Extracted records:
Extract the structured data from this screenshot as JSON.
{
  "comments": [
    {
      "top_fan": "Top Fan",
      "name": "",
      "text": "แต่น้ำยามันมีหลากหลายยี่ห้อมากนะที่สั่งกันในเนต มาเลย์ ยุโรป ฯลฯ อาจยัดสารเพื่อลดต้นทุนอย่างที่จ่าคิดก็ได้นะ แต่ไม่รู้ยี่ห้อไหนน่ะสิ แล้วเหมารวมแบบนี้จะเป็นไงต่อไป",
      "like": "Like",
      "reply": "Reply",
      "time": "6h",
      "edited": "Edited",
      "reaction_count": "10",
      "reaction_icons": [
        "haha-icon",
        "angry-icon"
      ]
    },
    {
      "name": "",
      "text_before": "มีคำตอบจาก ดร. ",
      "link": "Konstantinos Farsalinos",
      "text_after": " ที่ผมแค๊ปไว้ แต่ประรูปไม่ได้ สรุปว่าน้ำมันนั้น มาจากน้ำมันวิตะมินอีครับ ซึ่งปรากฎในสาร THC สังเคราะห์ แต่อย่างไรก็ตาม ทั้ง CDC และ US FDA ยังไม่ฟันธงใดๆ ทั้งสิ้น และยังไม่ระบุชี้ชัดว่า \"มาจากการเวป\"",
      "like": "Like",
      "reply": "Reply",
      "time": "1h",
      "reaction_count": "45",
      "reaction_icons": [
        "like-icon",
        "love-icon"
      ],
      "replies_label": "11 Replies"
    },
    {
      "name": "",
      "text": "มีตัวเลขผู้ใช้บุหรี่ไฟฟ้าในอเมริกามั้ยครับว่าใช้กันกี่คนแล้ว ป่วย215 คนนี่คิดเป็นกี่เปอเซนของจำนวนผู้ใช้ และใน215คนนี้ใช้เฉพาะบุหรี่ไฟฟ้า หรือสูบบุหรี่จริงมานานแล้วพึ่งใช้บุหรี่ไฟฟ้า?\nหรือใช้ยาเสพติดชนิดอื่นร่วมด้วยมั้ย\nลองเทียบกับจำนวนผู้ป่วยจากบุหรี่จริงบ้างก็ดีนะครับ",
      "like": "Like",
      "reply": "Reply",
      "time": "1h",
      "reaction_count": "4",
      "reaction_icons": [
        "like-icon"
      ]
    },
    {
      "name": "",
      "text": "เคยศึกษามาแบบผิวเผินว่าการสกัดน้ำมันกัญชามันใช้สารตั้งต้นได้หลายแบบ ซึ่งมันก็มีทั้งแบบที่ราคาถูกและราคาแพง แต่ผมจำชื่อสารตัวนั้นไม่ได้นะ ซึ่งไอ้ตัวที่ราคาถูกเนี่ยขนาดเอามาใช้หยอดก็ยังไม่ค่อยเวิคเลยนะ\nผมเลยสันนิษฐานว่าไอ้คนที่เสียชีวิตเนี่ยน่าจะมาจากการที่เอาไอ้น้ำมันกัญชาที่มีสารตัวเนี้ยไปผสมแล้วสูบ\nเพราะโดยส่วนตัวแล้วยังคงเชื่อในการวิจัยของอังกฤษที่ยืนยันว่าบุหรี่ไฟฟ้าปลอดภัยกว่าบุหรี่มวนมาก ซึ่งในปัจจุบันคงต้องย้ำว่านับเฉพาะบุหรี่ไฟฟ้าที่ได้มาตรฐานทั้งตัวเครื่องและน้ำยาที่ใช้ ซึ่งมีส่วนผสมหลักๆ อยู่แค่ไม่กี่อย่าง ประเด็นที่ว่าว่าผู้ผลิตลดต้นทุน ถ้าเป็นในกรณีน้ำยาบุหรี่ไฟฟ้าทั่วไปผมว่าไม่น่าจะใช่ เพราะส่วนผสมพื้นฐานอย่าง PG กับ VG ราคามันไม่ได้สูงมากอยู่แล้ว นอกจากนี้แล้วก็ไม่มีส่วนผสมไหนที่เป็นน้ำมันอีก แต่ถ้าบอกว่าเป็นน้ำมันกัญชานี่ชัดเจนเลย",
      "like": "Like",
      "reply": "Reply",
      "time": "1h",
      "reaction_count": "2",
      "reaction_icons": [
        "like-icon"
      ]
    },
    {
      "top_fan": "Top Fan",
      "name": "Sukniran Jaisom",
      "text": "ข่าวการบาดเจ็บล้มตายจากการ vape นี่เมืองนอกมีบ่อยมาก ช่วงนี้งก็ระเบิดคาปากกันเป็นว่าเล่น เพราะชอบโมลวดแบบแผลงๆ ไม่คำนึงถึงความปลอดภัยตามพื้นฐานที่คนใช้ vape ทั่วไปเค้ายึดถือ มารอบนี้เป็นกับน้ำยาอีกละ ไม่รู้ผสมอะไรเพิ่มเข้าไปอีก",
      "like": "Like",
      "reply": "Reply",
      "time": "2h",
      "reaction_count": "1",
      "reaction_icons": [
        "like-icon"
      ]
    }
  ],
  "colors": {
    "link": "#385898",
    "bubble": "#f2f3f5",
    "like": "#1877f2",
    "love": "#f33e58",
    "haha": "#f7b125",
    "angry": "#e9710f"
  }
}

### WHAT YOU SHOULD DO
Repeat every entry exactly, please.

### THE COMPLETED TASK
Extract the structured data from this screenshot as JSON.
{
  "comments": [
    {
      "top_fan": "Top Fan",
      "name": "",
      "text": "แต่น้ำยามันมีหลากหลายยี่ห้อมากนะที่สั่งกันในเนต มาเลย์ ยุโรป ฯลฯ อาจยัดสารเพื่อลดต้นทุนอย่างที่จ่าคิดก็ได้นะ แต่ไม่รู้ยี่ห้อไหนน่ะสิ แล้วเหมารวมแบบนี้จะเป็นไงต่อไป",
      "like": "Like",
      "reply": "Reply",
      "time": "6h",
      "edited": "Edited",
      "reaction_count": "10",
      "reaction_icons": [
        "haha-icon",
        "angry-icon"
      ]
    },
    {
      "name": "",
      "text_before": "มีคำตอบจาก ดร. ",
      "link": "Konstantinos Farsalinos",
      "text_after": " ที่ผมแค๊ปไว้ แต่ประรูปไม่ได้ สรุปว่าน้ำมันนั้น มาจากน้ำมันวิตะมินอีครับ ซึ่งปรากฎในสาร THC สังเคราะห์ แต่อย่างไรก็ตาม ทั้ง CDC และ US FDA ยังไม่ฟันธงใดๆ ทั้งสิ้น และยังไม่ระบุชี้ชัดว่า \"มาจากการเวป\"",
      "like": "Like",
      "reply": "Reply",
      "time": "1h",
      "reaction_count": "45",
      "reaction_icons": [
        "like-icon",
        "love-icon"
      ],
      "replies_label": "11 Replies"
    },
    {
      "name": "",
      "text": "มีตัวเลขผู้ใช้บุหรี่ไฟฟ้าในอเมริกามั้ยครับว่าใช้กันกี่คนแล้ว ป่วย215 คนนี่คิดเป็นกี่เปอเซนของจำนวนผู้ใช้ และใน215คนนี้ใช้เฉพาะบุหรี่ไฟฟ้า หรือสูบบุหรี่จริงมานานแล้วพึ่งใช้บุหรี่ไฟฟ้า?\nหรือใช้ยาเสพติดชนิดอื่นร่วมด้วยมั้ย\nลองเทียบกับจำนวนผู้ป่วยจากบุหรี่จริงบ้างก็ดีนะครับ",
      "like": "Like",
      "reply": "Reply",
      "time": "1h",
      "reaction_count": "4",
      "reaction_icons": [
        "like-icon"
      ]
    },
    {
      "name": "",
      "text": "เคยศึกษามาแบบผิวเผินว่าการสกัดน้ำมันกัญชามันใช้สารตั้งต้นได้หลายแบบ ซึ่งมันก็มีทั้งแบบที่ราคาถูกและราคาแพง แต่ผมจำชื่อสารตัวนั้นไม่ได้นะ ซึ่งไอ้ตัวที่ราคาถูกเนี่ยขนาดเอามาใช้หยอดก็ยังไม่ค่อยเวิคเลยนะ\nผมเลยสันนิษฐานว่าไอ้คนที่เสียชีวิตเนี่ยน่าจะมาจากการที่เอาไอ้น้ำมันกัญชาที่มีสารตัวเนี้ยไปผสมแล้วสูบ\nเพราะโดยส่วนตัวแล้วยังคงเชื่อในการวิจัยของอังกฤษที่ยืนยันว่าบุหรี่ไฟฟ้าปลอดภัยกว่าบุหรี่มวนมาก ซึ่งในปัจจุบันคงต้องย้ำว่านับเฉพาะบุหรี่ไฟฟ้าที่ได้มาตรฐานทั้งตัวเครื่องและน้ำยาที่ใช้ ซึ่งมีส่วนผสมหลักๆ อยู่แค่ไม่กี่อย่าง ประเด็นที่ว่าว่าผู้ผลิตลดต้นทุน ถ้าเป็นในกรณีน้ำยาบุหรี่ไฟฟ้าทั่วไปผมว่าไม่น่าจะใช่ เพราะส่วนผสมพื้นฐานอย่าง PG กับ VG ราคามันไม่ได้สูงมากอยู่แล้ว นอกจากนี้แล้วก็ไม่มีส่วนผสมไหนที่เป็นน้ำมันอีก แต่ถ้าบอกว่าเป็นน้ำมันกัญชานี่ชัดเจนเลย",
      "like": "Like",
      "reply": "Reply",
      "time": "1h",
      "reaction_count": "2",
      "reaction_icons": [
        "like-icon"
      ]
    },
    {
      "top_fan": "Top Fan",
      "name": "Sukniran Jaisom",
      "text": "ข่าวการบาดเจ็บล้มตายจากการ vape นี่เมืองนอกมีบ่อยมาก ช่วงนี้งก็ระเบิดคาปากกันเป็นว่าเล่น เพราะชอบโมลวดแบบแผลงๆ ไม่คำนึงถึงความปลอดภัยตามพื้นฐานที่คนใช้ vape ทั่วไปเค้ายึดถือ มารอบนี้เป็นกับน้ำยาอีกละ ไม่รู้ผสมอะไรเพิ่มเข้าไปอีก",
      "like": "Like",
      "reply": "Reply",
      "time": "2h",
      "reaction_count": "1",
      "reaction_icons": [
        "like-icon"
      ]
    }
  ],
  "colors": {
    "link": "#385898",
    "bubble": "#f2f3f5",
    "like": "#1877f2",
    "love": "#f33e58",
    "haha": "#f7b125",
    "angry": "#e9710f"
  }
}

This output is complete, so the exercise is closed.